◆ PROBLEM DETAILS
Please transcribe the entries below without changing a single character.

◆ DATA
++++++

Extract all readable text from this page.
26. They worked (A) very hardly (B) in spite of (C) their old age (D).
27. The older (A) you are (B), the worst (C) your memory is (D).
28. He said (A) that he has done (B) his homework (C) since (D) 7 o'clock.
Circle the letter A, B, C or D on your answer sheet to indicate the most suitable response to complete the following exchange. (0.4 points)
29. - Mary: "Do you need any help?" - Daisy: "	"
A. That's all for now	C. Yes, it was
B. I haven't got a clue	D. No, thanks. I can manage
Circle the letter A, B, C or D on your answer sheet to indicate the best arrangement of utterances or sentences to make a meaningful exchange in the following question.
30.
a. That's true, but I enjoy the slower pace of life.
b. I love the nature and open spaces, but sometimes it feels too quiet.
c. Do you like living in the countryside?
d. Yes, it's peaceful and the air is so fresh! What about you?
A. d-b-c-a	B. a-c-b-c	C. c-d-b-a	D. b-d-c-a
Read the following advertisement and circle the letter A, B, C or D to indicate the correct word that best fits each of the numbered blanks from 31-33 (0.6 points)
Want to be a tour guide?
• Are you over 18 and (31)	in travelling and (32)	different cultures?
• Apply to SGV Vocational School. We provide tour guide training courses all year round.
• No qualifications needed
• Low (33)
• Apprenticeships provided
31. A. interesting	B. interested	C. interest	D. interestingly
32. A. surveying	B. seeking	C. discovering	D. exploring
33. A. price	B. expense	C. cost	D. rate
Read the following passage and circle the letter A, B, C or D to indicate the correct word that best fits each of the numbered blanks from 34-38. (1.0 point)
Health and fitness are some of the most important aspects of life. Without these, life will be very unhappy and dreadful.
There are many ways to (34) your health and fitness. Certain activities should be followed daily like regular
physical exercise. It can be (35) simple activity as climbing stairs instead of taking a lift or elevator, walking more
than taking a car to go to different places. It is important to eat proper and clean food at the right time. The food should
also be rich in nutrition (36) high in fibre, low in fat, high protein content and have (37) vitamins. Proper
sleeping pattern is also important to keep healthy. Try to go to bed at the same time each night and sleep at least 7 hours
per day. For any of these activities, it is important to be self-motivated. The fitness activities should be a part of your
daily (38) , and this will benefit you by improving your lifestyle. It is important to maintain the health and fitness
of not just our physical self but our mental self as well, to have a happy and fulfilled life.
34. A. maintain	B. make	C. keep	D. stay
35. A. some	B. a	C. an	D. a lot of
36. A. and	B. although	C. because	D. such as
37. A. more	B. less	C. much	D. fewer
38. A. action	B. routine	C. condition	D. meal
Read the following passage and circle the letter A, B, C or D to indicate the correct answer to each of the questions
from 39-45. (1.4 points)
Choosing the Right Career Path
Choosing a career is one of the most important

++++++

◆ RESPONSE AREA
Extract all readable text from this page.
26. They worked (A) very hardly (B) in spite of (C) their old age (D).
27. The older (A) you are (B), the worst (C) your memory is (D).
28. He said (A) that he has done (B) his homework (C) since (D) 7 o'clock.
Circle the letter A, B, C or D on your answer sheet to indicate the most suitable response to complete the following exchange. (0.4 points)
29. - Mary: "Do you need any help?" - Daisy: "	"
A. That's all for now	C. Yes, it was
B. I haven't got a clue	D. No, thanks. I can manage
Circle the letter A, B, C or D on your answer sheet to indicate the best arrangement of utterances or sentences to make a meaningful exchange in the following question.
30.
a. That's true, but I enjoy the slower pace of life.
b. I love the nature and open spaces, but sometimes it feels too quiet.
c. Do you like living in the countryside?
d. Yes, it's peaceful and the air is so fresh! What about you?
A. d-b-c-a	B. a-c-b-c	C. c-d-b-a	D. b-d-c-a
Read the following advertisement and circle the letter A, B, C or D to indicate the correct word that best fits each of the numbered blanks from 31-33 (0.6 points)
Want to be a tour guide?
• Are you over 18 and (31)	in travelling and (32)	different cultures?
• Apply to SGV Vocational School. We provide tour guide training courses all year round.
• No qualifications needed
• Low (33)
• Apprenticeships provided
31. A. interesting	B. interested	C. interest	D. interestingly
32. A. surveying	B. seeking	C. discovering	D. exploring
33. A. price	B. expense	C. cost	D. rate
Read the following passage and circle the letter A, B, C or D to indicate the correct word that best fits each of the numbered blanks from 34-38. (1.0 point)
Health and fitness are some of the most important aspects of life. Without these, life will be very unhappy and dreadful.
There are many ways to (34) your health and fitness. Certain activities should be followed daily like regular
physical exercise. It can be (35) simple activity as climbing stairs instead of taking a lift or elevator, walking more
than taking a car to go to different places. It is important to eat proper and clean food at the right time. The food should
also be rich in nutrition (36) high in fibre, low in fat, high protein content and have (37) vitamins. Proper
sleeping pattern is also important to keep healthy. Try to go to bed at the same time each night and sleep at least 7 hours
per day. For any of these activities, it is important to be self-motivated. The fitness activities should be a part of your
daily (38) , and this will benefit you by improving your lifestyle. It is important to maintain the health and fitness
of not just our physical self but our mental self as well, to have a happy and fulfilled life.
34. A. maintain	B. make	C. keep	D. stay
35. A. some	B. a	C. an	D. a lot of
36. A. and	B. although	C. because	D. such as
37. A. more	B. less	C. much	D. fewer
38. A. action	B. routine	C. condition	D. meal
Read the following passage and circle the letter A, B, C or D to indicate the correct answer to each of the questions
from 39-45. (1.4 points)
Choosing the Right Career Path
Choosing a career is one of the most important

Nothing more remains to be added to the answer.